Extracted records –
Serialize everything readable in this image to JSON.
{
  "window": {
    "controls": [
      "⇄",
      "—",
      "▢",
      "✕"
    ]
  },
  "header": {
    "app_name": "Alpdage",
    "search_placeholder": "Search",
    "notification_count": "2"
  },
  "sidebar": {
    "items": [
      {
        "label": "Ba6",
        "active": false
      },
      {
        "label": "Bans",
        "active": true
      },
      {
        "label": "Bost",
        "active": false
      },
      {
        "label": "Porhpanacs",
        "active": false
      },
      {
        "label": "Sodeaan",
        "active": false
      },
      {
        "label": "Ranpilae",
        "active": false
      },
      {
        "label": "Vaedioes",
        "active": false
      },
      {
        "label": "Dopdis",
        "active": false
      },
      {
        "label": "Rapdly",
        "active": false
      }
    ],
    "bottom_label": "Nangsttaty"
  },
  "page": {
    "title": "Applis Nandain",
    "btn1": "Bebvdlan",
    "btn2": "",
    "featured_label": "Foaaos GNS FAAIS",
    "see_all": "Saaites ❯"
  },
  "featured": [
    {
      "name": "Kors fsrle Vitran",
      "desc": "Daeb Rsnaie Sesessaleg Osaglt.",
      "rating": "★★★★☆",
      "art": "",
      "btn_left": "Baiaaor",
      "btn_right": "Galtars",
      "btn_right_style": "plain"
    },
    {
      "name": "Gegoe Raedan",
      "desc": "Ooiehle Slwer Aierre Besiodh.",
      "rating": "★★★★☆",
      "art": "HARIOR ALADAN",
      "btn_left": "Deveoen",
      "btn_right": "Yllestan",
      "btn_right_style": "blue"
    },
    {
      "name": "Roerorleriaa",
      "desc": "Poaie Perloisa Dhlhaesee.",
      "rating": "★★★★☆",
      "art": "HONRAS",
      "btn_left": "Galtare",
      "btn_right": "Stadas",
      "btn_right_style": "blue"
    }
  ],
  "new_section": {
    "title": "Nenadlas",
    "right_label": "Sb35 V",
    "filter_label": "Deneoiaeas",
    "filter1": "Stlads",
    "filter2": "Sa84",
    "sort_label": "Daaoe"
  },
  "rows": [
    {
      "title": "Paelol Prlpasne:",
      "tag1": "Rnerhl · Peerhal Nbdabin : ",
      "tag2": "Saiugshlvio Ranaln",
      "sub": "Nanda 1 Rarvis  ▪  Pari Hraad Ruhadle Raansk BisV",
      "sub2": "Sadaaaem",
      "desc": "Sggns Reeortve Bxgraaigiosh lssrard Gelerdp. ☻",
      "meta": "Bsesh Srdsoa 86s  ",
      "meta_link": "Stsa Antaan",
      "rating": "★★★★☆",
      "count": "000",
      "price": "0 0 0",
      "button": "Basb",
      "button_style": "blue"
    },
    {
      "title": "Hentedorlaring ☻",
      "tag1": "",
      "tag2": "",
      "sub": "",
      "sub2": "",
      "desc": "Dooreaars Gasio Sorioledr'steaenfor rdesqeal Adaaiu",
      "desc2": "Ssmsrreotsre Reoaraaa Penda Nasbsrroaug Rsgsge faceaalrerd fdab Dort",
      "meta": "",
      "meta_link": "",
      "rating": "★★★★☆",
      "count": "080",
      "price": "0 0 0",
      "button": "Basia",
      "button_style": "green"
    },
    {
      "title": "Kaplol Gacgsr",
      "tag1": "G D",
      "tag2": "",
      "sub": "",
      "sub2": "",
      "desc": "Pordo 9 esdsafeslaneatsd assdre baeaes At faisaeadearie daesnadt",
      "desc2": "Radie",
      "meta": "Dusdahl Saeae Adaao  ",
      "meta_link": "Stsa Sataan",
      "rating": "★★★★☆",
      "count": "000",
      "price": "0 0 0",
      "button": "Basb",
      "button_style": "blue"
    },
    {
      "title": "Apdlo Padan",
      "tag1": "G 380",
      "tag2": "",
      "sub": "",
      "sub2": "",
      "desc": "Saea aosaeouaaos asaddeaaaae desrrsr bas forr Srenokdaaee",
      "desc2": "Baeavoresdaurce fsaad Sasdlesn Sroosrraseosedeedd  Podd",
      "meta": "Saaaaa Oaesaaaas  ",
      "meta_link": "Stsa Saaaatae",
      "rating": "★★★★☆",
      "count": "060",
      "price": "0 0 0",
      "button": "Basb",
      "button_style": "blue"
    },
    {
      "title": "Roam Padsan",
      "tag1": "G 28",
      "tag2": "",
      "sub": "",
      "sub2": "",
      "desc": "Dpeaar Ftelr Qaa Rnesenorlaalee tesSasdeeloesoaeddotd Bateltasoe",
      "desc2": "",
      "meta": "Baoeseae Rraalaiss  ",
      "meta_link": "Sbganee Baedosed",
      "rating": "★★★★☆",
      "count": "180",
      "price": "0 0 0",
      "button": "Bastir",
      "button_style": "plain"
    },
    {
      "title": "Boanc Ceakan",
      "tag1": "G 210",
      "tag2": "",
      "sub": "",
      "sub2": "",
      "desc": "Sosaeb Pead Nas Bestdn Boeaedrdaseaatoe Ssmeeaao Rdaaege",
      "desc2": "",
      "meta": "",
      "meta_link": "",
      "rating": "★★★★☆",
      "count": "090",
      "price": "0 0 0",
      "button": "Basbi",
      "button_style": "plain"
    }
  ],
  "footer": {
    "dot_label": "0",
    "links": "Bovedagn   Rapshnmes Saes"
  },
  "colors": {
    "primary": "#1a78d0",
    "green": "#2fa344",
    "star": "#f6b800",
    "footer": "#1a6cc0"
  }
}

Problem – Go through the material above line by line and copy it exactly.

Solution –
Serialize everything readable in this image to JSON.
{
  "window": {
    "controls": [
      "⇄",
      "—",
      "▢",
      "✕"
    ]
  },
  "header": {
    "app_name": "Alpdage",
    "search_placeholder": "Search",
    "notification_count": "2"
  },
  "sidebar": {
    "items": [
      {
        "label": "Ba6",
        "active": false
      },
      {
        "label": "Bans",
        "active": true
      },
      {
        "label": "Bost",
        "active": false
      },
      {
        "label": "Porhpanacs",
        "active": false
      },
      {
        "label": "Sodeaan",
        "active": false
      },
      {
        "label": "Ranpilae",
        "active": false
      },
      {
        "label": "Vaedioes",
        "active": false
      },
      {
        "label": "Dopdis",
        "active": false
      },
      {
        "label": "Rapdly",
        "active": false
      }
    ],
    "bottom_label": "Nangsttaty"
  },
  "page": {
    "title": "Applis Nandain",
    "btn1": "Bebvdlan",
    "btn2": "",
    "featured_label": "Foaaos GNS FAAIS",
    "see_all": "Saaites ❯"
  },
  "featured": [
    {
      "name": "Kors fsrle Vitran",
      "desc": "Daeb Rsnaie Sesessaleg Osaglt.",
      "rating": "★★★★☆",
      "art": "",
      "btn_left": "Baiaaor",
      "btn_right": "Galtars",
      "btn_right_style": "plain"
    },
    {
      "name": "Gegoe Raedan",
      "desc": "Ooiehle Slwer Aierre Besiodh.",
      "rating": "★★★★☆",
      "art": "HARIOR ALADAN",
      "btn_left": "Deveoen",
      "btn_right": "Yllestan",
      "btn_right_style": "blue"
    },
    {
      "name": "Roerorleriaa",
      "desc": "Poaie Perloisa Dhlhaesee.",
      "rating": "★★★★☆",
      "art": "HONRAS",
      "btn_left": "Galtare",
      "btn_right": "Stadas",
      "btn_right_style": "blue"
    }
  ],
  "new_section": {
    "title": "Nenadlas",
    "right_label": "Sb35 V",
    "filter_label": "Deneoiaeas",
    "filter1": "Stlads",
    "filter2": "Sa84",
    "sort_label": "Daaoe"
  },
  "rows": [
    {
      "title": "Paelol Prlpasne:",
      "tag1": "Rnerhl · Peerhal Nbdabin : ",
      "tag2": "Saiugshlvio Ranaln",
      "sub": "Nanda 1 Rarvis  ▪  Pari Hraad Ruhadle Raansk BisV",
      "sub2": "Sadaaaem",
      "desc": "Sggns Reeortve Bxgraaigiosh lssrard Gelerdp. ☻",
      "meta": "Bsesh Srdsoa 86s  ",
      "meta_link": "Stsa Antaan",
      "rating": "★★★★☆",
      "count": "000",
      "price": "0 0 0",
      "button": "Basb",
      "button_style": "blue"
    },
    {
      "title": "Hentedorlaring ☻",
      "tag1": "",
      "tag2": "",
      "sub": "",
      "sub2": "",
      "desc": "Dooreaars Gasio Sorioledr'steaenfor rdesqeal Adaaiu",
      "desc2": "Ssmsrreotsre Reoaraaa Penda Nasbsrroaug Rsgsge faceaalrerd fdab Dort",
      "meta": "",
      "meta_link": "",
      "rating": "★★★★☆",
      "count": "080",
      "price": "0 0 0",
      "button": "Basia",
      "button_style": "green"
    },
    {
      "title": "Kaplol Gacgsr",
      "tag1": "G D",
      "tag2": "",
      "sub": "",
      "sub2": "",
      "desc": "Pordo 9 esdsafeslaneatsd assdre baeaes At faisaeadearie daesnadt",
      "desc2": "Radie",
      "meta": "Dusdahl Saeae Adaao  ",
      "meta_link": "Stsa Sataan",
      "rating": "★★★★☆",
      "count": "000",
      "price": "0 0 0",
      "button": "Basb",
      "button_style": "blue"
    },
    {
      "title": "Apdlo Padan",
      "tag1": "G 380",
      "tag2": "",
      "sub": "",
      "sub2": "",
      "desc": "Saea aosaeouaaos asaddeaaaae desrrsr bas forr Srenokdaaee",
      "desc2": "Baeavoresdaurce fsaad Sasdlesn Sroosrraseosedeedd  Podd",
      "meta": "Saaaaa Oaesaaaas  ",
      "meta_link": "Stsa Saaaatae",
      "rating": "★★★★☆",
      "count": "060",
      "price": "0 0 0",
      "button": "Basb",
      "button_style": "blue"
    },
    {
      "title": "Roam Padsan",
      "tag1": "G 28",
      "tag2": "",
      "sub": "",
      "sub2": "",
      "desc": "Dpeaar Ftelr Qaa Rnesenorlaalee tesSasdeeloesoaeddotd Bateltasoe",
      "desc2": "",
      "meta": "Baoeseae Rraalaiss  ",
      "meta_link": "Sbganee Baedosed",
      "rating": "★★★★☆",
      "count": "180",
      "price": "0 0 0",
      "button": "Bastir",
      "button_style": "plain"
    },
    {
      "title": "Boanc Ceakan",
      "tag1": "G 210",
      "tag2": "",
      "sub": "",
      "sub2": "",
      "desc": "Sosaeb Pead Nas Bestdn Boeaedrdaseaatoe Ssmeeaao Rdaaege",
      "desc2": "",
      "meta": "",
      "meta_link": "",
      "rating": "★★★★☆",
      "count": "090",
      "price": "0 0 0",
      "button": "Basbi",
      "button_style": "plain"
    }
  ],
  "footer": {
    "dot_label": "0",
    "links": "Bovedagn   Rapshnmes Saes"
  },
  "colors": {
    "primary": "#1a78d0",
    "green": "#2fa344",
    "star": "#f6b800",
    "footer": "#1a6cc0"
  }
}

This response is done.